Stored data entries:

++++

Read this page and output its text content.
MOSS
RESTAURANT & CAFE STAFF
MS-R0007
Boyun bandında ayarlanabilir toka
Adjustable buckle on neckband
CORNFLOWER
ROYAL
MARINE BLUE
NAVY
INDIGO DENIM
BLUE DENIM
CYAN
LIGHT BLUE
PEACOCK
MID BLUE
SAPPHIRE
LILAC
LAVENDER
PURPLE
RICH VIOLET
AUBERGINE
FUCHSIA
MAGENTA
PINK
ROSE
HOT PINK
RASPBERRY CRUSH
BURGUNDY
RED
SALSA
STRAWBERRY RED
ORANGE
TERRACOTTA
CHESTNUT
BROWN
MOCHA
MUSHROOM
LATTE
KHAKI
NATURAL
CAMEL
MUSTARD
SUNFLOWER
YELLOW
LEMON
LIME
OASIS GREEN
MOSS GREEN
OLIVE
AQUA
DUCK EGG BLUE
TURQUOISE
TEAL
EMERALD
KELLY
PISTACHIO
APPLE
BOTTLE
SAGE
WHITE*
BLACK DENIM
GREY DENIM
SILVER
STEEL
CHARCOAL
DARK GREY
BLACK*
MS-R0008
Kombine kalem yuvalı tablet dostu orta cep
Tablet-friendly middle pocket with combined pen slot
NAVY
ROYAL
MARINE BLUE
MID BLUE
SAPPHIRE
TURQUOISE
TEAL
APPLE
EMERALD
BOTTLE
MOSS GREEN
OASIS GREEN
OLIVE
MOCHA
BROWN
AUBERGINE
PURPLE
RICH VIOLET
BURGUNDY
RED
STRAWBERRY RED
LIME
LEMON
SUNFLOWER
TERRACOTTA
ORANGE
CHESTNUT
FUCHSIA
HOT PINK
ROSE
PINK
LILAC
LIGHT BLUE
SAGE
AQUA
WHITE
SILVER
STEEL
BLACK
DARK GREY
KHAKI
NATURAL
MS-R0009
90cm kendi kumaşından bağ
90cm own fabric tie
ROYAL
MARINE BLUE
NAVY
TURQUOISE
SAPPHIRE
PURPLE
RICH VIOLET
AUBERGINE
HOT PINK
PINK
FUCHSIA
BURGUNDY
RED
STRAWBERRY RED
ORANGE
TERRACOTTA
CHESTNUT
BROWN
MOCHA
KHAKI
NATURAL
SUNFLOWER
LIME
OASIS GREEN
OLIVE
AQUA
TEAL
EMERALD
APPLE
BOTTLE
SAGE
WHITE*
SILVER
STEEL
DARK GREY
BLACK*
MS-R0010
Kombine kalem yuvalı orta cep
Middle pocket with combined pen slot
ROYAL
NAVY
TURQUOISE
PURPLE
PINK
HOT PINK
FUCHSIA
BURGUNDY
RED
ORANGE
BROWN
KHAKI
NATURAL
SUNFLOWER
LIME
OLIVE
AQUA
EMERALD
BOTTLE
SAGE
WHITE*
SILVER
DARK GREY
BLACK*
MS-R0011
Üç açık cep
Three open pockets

++++

- PROBLEM STATEMENT:
Report only the number of lines that hold the word "combined".

- RESULT OF THIS EXERCISE:
2